■ Task instructions
A) Name each factor that the passage on fund securities transactions says the Adviser takes into account when seeking best execution for the Fund.
B) Reproduce the part of the listing that starts at the line containing "blur-tool-icon[interactable] [4, 438, 28, 460]" and ends after the line containing "tab-libraries[interactable]: 라이브러리 [1154, 303, 1223, 329]".
### Quoted passage
Decisions to buy and sell securities for the Fund and the placing of the Fund’s securities transactions and negotiation of commission rates where applicable are made by the Adviser and are subject to review by the Board of Trustees of the Trust. In connection with the purchase and sale of portfolio securities, the Adviser seeks best execution for the Fund, taking into account such factors as price (including the applicable brokerage commission or dealer spread), the execution capability, financial responsibility and responsiveness of the broker or dealer and the brokerage and research services provided by the broker or dealer. The Adviser generally seeks favorable prices and commission rates that are reasonable in relation to the benefits received.
######
### Records to use
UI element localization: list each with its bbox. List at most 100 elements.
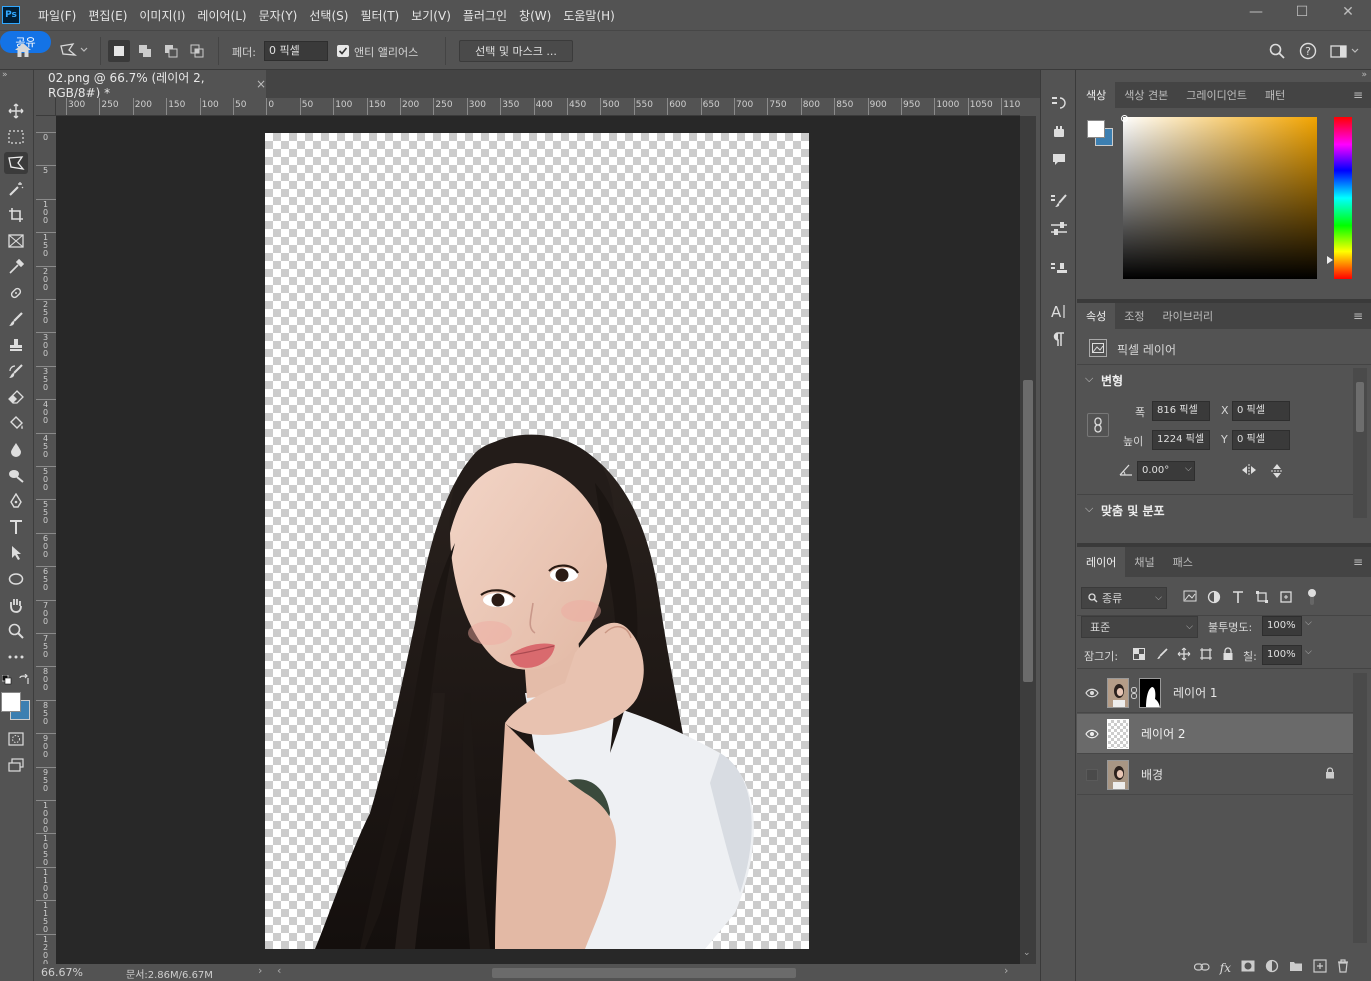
blur-tool-icon[interactable] [4, 438, 28, 460]
lasso-tool-icon[interactable] [4, 152, 28, 174]
zoom-tool-icon[interactable] [4, 620, 28, 642]
group-folder-icon[interactable] [1289, 960, 1303, 975]
layers-scrollbar[interactable] [1353, 673, 1367, 943]
layer-row[interactable]: 레이어 2 [1077, 714, 1353, 754]
search-icon[interactable] [1266, 40, 1288, 62]
color-panel-menu-icon[interactable]: ≡ [1353, 82, 1371, 108]
type-tool-icon[interactable] [4, 516, 28, 538]
angle-dropdown-icon[interactable]: ⌵ [1185, 464, 1192, 474]
frame-tool-icon[interactable] [4, 230, 28, 252]
move-tool-icon[interactable] [4, 100, 28, 122]
ellipse-tool-icon[interactable] [4, 568, 28, 590]
default-colors-icon[interactable] [1, 674, 12, 685]
ruler-origin[interactable] [36, 98, 56, 116]
layer-row[interactable]: 배경 [1077, 755, 1353, 795]
foreground-color-swatch[interactable] [1, 692, 21, 712]
fill-input[interactable]: 100% [1262, 645, 1302, 665]
lock-image-pixels-icon[interactable] [1156, 648, 1168, 660]
eyedropper-tool-icon[interactable] [4, 256, 28, 278]
tab-libraries[interactable]: 라이브러리 [1154, 303, 1223, 329]
lock-position-icon[interactable] [1177, 647, 1191, 661]
visibility-eye-icon[interactable] [1077, 688, 1107, 698]
collapse-toolbar-icon[interactable]: » [2, 70, 8, 80]
filter-pixel-icon[interactable] [1183, 590, 1197, 604]
properties-scrollbar[interactable] [1353, 368, 1367, 518]
paragraph-panel-icon[interactable] [1047, 328, 1071, 350]
intersect-selection-icon[interactable] [186, 40, 208, 62]
tab-adjustments[interactable]: 조정 [1115, 303, 1153, 329]
color-panel-foreground-swatch[interactable] [1087, 120, 1105, 138]
paint-bucket-tool-icon[interactable] [4, 412, 28, 434]
feather-input[interactable]: 0 픽셀 [264, 41, 328, 61]
close-window-button[interactable]: ✕ [1325, 0, 1371, 26]
character-panel-icon[interactable]: A [1047, 300, 1071, 322]
link-dimensions-icon[interactable] [1087, 413, 1109, 437]
menu-type[interactable]: 문자(Y) [253, 7, 304, 24]
menu-file[interactable]: 파일(F) [32, 7, 82, 24]
zoom-level[interactable]: 66.67% [41, 966, 83, 979]
lock-artboard-icon[interactable] [1199, 647, 1213, 661]
tab-color[interactable]: 색상 [1077, 82, 1116, 108]
layer-lock-icon[interactable] [1325, 767, 1335, 782]
layer-mask-thumbnail[interactable] [1139, 677, 1161, 708]
vertical-scroll-thumb[interactable] [1023, 380, 1033, 682]
tab-properties[interactable]: 속성 [1077, 303, 1116, 329]
collapse-dock-icon[interactable]: » [1361, 70, 1367, 80]
tab-channels[interactable]: 채널 [1125, 547, 1163, 577]
width-input[interactable]: 816 픽셀 [1152, 401, 1210, 421]
adjustments-panel-icon[interactable] [1047, 218, 1071, 240]
more-tools-icon[interactable] [4, 646, 28, 668]
layer-name[interactable]: 레이어 2 [1141, 725, 1186, 742]
menu-window[interactable]: 창(W) [513, 7, 557, 24]
layer-filter-dropdown[interactable]: 종류 ⌵ [1081, 587, 1167, 609]
plugins-panel-icon[interactable] [1047, 120, 1071, 142]
path-selection-tool-icon[interactable] [4, 542, 28, 564]
link-layers-icon[interactable] [1193, 961, 1210, 975]
layer-name[interactable]: 배경 [1141, 766, 1163, 783]
properties-scroll-thumb[interactable] [1356, 382, 1364, 432]
menu-layer[interactable]: 레이어(L) [191, 7, 252, 24]
layer-name[interactable]: 레이어 1 [1173, 684, 1218, 701]
crop-tool-icon[interactable] [4, 204, 28, 226]
clone-stamp-tool-icon[interactable] [4, 334, 28, 356]
blend-mode-dropdown[interactable]: 표준 ⌵ [1081, 616, 1198, 638]
visibility-toggle-empty[interactable] [1077, 768, 1107, 781]
tab-gradients[interactable]: 그레이디언트 [1177, 82, 1256, 108]
properties-panel-menu-icon[interactable]: ≡ [1353, 303, 1371, 329]
comments-panel-icon[interactable] [1047, 148, 1071, 170]
new-selection-icon[interactable] [108, 40, 130, 62]
history-brush-tool-icon[interactable] [4, 360, 28, 382]
home-icon[interactable] [10, 39, 36, 61]
brushes-panel-icon[interactable] [1047, 190, 1071, 212]
brush-tool-icon[interactable] [4, 308, 28, 330]
swap-colors-icon[interactable] [18, 673, 30, 686]
menu-view[interactable]: 보기(V) [405, 7, 457, 24]
horizontal-scroll-thumb[interactable] [492, 968, 796, 978]
adjustment-layer-icon[interactable] [1265, 959, 1279, 976]
healing-brush-tool-icon[interactable] [4, 282, 28, 304]
flip-horizontal-icon[interactable] [1241, 463, 1257, 477]
transform-collapse-icon[interactable]: ⌵ [1085, 372, 1093, 386]
lock-transparent-pixels-icon[interactable] [1133, 648, 1145, 660]
menu-help[interactable]: 도움말(H) [557, 7, 621, 24]
help-icon[interactable]: ? [1297, 40, 1319, 62]
mask-link-icon[interactable] [1129, 686, 1139, 699]
tab-patterns[interactable]: 패턴 [1256, 82, 1294, 108]
opacity-dropdown-icon[interactable]: ⌵ [1305, 618, 1312, 628]
minimize-button[interactable]: — [1233, 0, 1279, 26]
scroll-left-arrow-icon[interactable]: ‹ [277, 964, 281, 977]
visibility-eye-icon[interactable] [1077, 729, 1107, 739]
fill-dropdown-icon[interactable]: ⌵ [1305, 647, 1312, 657]
dodge-tool-icon[interactable] [4, 464, 28, 486]
color-picker-field[interactable] [1123, 117, 1317, 279]
menu-plugins[interactable]: 플러그인 [457, 7, 513, 24]
align-section-title[interactable]: 맞춤 및 분포 [1101, 502, 1165, 519]
magic-wand-tool-icon[interactable] [4, 178, 28, 200]
menu-select[interactable]: 선택(S) [303, 7, 354, 24]
hue-slider-marker-icon[interactable] [1327, 256, 1333, 264]
antialias-checkbox[interactable] [337, 45, 349, 57]
scroll-right-arrow-icon[interactable]: › [1004, 964, 1008, 977]
eraser-tool-icon[interactable] [4, 386, 28, 408]
tab-swatches[interactable]: 색상 견본 [1115, 82, 1177, 108]
x-input[interactable]: 0 픽셀 [1232, 401, 1290, 421]
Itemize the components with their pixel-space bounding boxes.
######
■ Responses to the tasks
A)
- Price, including the applicable brokerage commission or dealer spread
- The execution capability of the broker or dealer
- The financial responsibility of the broker or dealer
- The responsiveness of the broker or dealer
- The brokerage and research services provided by the broker or dealer

B)
blur-tool-icon[interactable] [4, 438, 28, 460]
lasso-tool-icon[interactable] [4, 152, 28, 174]
zoom-tool-icon[interactable] [4, 620, 28, 642]
group-folder-icon[interactable] [1289, 960, 1303, 975]
layers-scrollbar[interactable] [1353, 673, 1367, 943]
layer-row[interactable]: 레이어 2 [1077, 714, 1353, 754]
search-icon[interactable] [1266, 40, 1288, 62]
color-panel-menu-icon[interactable]: ≡ [1353, 82, 1371, 108]
type-tool-icon[interactable] [4, 516, 28, 538]
angle-dropdown-icon[interactable]: ⌵ [1185, 464, 1192, 474]
frame-tool-icon[interactable] [4, 230, 28, 252]
move-tool-icon[interactable] [4, 100, 28, 122]
ellipse-tool-icon[interactable] [4, 568, 28, 590]
default-colors-icon[interactable] [1, 674, 12, 685]
ruler-origin[interactable] [36, 98, 56, 116]
layer-row[interactable]: 배경 [1077, 755, 1353, 795]
foreground-color-swatch[interactable] [1, 692, 21, 712]
fill-input[interactable]: 100% [1262, 645, 1302, 665]
lock-image-pixels-icon[interactable] [1156, 648, 1168, 660]
eyedropper-tool-icon[interactable] [4, 256, 28, 278]
tab-libraries[interactable]: 라이브러리 [1154, 303, 1223, 329]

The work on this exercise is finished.